> [TASK OBJECTIVE] Exactly reproduce each record listed below.

> [DATA EXTRACT]
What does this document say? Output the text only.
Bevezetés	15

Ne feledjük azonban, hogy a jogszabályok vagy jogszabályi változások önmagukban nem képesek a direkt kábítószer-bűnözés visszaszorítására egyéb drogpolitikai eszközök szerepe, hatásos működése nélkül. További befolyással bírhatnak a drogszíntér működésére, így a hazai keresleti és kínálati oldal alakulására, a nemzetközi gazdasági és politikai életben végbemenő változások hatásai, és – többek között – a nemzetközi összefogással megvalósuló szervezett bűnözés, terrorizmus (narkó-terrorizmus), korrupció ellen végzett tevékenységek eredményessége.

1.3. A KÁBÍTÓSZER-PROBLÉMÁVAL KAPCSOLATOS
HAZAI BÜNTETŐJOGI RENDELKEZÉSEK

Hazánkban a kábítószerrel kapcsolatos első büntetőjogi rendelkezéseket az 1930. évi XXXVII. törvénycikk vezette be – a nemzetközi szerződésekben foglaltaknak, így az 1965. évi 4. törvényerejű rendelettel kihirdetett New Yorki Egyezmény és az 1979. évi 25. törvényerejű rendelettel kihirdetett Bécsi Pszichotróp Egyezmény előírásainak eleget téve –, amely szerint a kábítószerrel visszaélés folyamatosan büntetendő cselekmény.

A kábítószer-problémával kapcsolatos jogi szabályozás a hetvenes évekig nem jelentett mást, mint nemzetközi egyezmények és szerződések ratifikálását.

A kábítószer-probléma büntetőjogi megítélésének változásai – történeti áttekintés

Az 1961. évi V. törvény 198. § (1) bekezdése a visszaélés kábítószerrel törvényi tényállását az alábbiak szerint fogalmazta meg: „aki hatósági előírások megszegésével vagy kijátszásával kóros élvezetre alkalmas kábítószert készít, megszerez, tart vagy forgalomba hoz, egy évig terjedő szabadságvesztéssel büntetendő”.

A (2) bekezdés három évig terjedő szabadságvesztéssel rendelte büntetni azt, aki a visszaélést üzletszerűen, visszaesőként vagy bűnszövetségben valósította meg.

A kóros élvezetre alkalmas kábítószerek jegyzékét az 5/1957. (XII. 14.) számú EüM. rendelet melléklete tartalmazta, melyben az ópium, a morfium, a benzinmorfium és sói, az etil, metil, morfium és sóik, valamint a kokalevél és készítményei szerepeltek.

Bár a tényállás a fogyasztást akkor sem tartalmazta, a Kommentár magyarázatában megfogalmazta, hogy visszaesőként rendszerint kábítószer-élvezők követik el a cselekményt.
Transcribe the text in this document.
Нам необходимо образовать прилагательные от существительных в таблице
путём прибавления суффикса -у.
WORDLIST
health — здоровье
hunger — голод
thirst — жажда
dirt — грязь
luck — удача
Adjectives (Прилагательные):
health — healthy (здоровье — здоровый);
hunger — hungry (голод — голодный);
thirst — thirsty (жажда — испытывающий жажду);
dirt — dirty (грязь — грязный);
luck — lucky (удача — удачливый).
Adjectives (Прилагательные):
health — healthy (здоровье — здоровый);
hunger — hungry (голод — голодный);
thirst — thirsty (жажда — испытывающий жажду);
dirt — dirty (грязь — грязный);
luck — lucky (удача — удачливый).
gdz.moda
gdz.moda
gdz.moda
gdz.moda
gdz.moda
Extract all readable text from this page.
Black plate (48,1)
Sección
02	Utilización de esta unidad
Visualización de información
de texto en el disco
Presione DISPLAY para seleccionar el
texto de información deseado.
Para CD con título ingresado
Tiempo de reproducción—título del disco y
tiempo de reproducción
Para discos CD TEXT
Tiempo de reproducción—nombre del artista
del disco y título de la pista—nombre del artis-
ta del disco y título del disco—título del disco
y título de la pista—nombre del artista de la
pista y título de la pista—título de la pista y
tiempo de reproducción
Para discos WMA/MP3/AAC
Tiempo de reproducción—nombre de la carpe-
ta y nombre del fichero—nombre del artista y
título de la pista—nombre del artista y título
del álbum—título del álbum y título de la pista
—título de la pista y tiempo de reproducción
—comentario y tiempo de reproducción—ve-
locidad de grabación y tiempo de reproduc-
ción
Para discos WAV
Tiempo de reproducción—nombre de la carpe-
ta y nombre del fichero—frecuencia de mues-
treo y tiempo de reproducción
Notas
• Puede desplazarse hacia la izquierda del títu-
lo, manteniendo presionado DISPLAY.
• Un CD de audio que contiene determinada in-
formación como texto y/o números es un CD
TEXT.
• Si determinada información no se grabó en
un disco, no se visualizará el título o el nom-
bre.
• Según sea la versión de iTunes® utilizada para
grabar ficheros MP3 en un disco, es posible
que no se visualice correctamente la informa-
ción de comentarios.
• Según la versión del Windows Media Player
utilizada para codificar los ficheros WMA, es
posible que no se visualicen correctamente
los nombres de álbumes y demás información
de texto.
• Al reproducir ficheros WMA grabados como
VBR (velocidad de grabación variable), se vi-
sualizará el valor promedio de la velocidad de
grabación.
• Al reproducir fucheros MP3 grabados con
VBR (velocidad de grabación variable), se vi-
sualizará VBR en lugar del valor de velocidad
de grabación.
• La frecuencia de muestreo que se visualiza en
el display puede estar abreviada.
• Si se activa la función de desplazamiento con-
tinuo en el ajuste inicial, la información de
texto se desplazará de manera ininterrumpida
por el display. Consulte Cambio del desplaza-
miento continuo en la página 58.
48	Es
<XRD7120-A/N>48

> [RESULT FOR THIS EXERCISE]
What does this document say? Output the text only.
Bevezetés	15

Ne feledjük azonban, hogy a jogszabályok vagy jogszabályi változások önmagukban nem képesek a direkt kábítószer-bűnözés visszaszorítására egyéb drogpolitikai eszközök szerepe, hatásos működése nélkül. További befolyással bírhatnak a drogszíntér működésére, így a hazai keresleti és kínálati oldal alakulására, a nemzetközi gazdasági és politikai életben végbemenő változások hatásai, és – többek között – a nemzetközi összefogással megvalósuló szervezett bűnözés, terrorizmus (narkó-terrorizmus), korrupció ellen végzett tevékenységek eredményessége.

1.3. A KÁBÍTÓSZER-PROBLÉMÁVAL KAPCSOLATOS
HAZAI BÜNTETŐJOGI RENDELKEZÉSEK

Hazánkban a kábítószerrel kapcsolatos első büntetőjogi rendelkezéseket az 1930. évi XXXVII. törvénycikk vezette be – a nemzetközi szerződésekben foglaltaknak, így az 1965. évi 4. törvényerejű rendelettel kihirdetett New Yorki Egyezmény és az 1979. évi 25. törvényerejű rendelettel kihirdetett Bécsi Pszichotróp Egyezmény előírásainak eleget téve –, amely szerint a kábítószerrel visszaélés folyamatosan büntetendő cselekmény.

A kábítószer-problémával kapcsolatos jogi szabályozás a hetvenes évekig nem jelentett mást, mint nemzetközi egyezmények és szerződések ratifikálását.

A kábítószer-probléma büntetőjogi megítélésének változásai – történeti áttekintés

Az 1961. évi V. törvény 198. § (1) bekezdése a visszaélés kábítószerrel törvényi tényállását az alábbiak szerint fogalmazta meg: „aki hatósági előírások megszegésével vagy kijátszásával kóros élvezetre alkalmas kábítószert készít, megszerez, tart vagy forgalomba hoz, egy évig terjedő szabadságvesztéssel büntetendő”.

A (2) bekezdés három évig terjedő szabadságvesztéssel rendelte büntetni azt, aki a visszaélést üzletszerűen, visszaesőként vagy bűnszövetségben valósította meg.

A kóros élvezetre alkalmas kábítószerek jegyzékét az 5/1957. (XII. 14.) számú EüM. rendelet melléklete tartalmazta, melyben az ópium, a morfium, a benzinmorfium és sói, az etil, metil, morfium és sóik, valamint a kokalevél és készítményei szerepeltek.

Bár a tényállás a fogyasztást akkor sem tartalmazta, a Kommentár magyarázatában megfogalmazta, hogy visszaesőként rendszerint kábítószer-élvezők követik el a cselekményt.
Transcribe the text in this document.
Нам необходимо образовать прилагательные от существительных в таблице
путём прибавления суффикса -у.
WORDLIST
health — здоровье
hunger — голод
thirst — жажда
dirt — грязь
luck — удача
Adjectives (Прилагательные):
health — healthy (здоровье — здоровый);
hunger — hungry (голод — голодный);
thirst — thirsty (жажда — испытывающий жажду);
dirt — dirty (грязь — грязный);
luck — lucky (удача — удачливый).
Adjectives (Прилагательные):
health — healthy (здоровье — здоровый);
hunger — hungry (голод — голодный);
thirst — thirsty (жажда — испытывающий жажду);
dirt — dirty (грязь — грязный);
luck — lucky (удача — удачливый).
gdz.moda
gdz.moda
gdz.moda
gdz.moda
gdz.moda
Extract all readable text from this page.
Black plate (48,1)
Sección
02	Utilización de esta unidad
Visualización de información
de texto en el disco
Presione DISPLAY para seleccionar el
texto de información deseado.
Para CD con título ingresado
Tiempo de reproducción—título del disco y
tiempo de reproducción
Para discos CD TEXT
Tiempo de reproducción—nombre del artista
del disco y título de la pista—nombre del artis-
ta del disco y título del disco—título del disco
y título de la pista—nombre del artista de la
pista y título de la pista—título de la pista y
tiempo de reproducción
Para discos WMA/MP3/AAC
Tiempo de reproducción—nombre de la carpe-
ta y nombre del fichero—nombre del artista y
título de la pista—nombre del artista y título
del álbum—título del álbum y título de la pista
—título de la pista y tiempo de reproducción
—comentario y tiempo de reproducción—ve-
locidad de grabación y tiempo de reproduc-
ción
Para discos WAV
Tiempo de reproducción—nombre de la carpe-
ta y nombre del fichero—frecuencia de mues-
treo y tiempo de reproducción
Notas
• Puede desplazarse hacia la izquierda del títu-
lo, manteniendo presionado DISPLAY.
• Un CD de audio que contiene determinada in-
formación como texto y/o números es un CD
TEXT.
• Si determinada información no se grabó en
un disco, no se visualizará el título o el nom-
bre.
• Según sea la versión de iTunes® utilizada para
grabar ficheros MP3 en un disco, es posible
que no se visualice correctamente la informa-
ción de comentarios.
• Según la versión del Windows Media Player
utilizada para codificar los ficheros WMA, es
posible que no se visualicen correctamente
los nombres de álbumes y demás información
de texto.
• Al reproducir ficheros WMA grabados como
VBR (velocidad de grabación variable), se vi-
sualizará el valor promedio de la velocidad de
grabación.
• Al reproducir fucheros MP3 grabados con
VBR (velocidad de grabación variable), se vi-
sualizará VBR en lugar del valor de velocidad
de grabación.
• La frecuencia de muestreo que se visualiza en
el display puede estar abreviada.
• Si se activa la función de desplazamiento con-
tinuo en el ajuste inicial, la información de
texto se desplazará de manera ininterrumpida
por el display. Consulte Cambio del desplaza-
miento continuo en la página 58.
48	Es
<XRD7120-A/N>48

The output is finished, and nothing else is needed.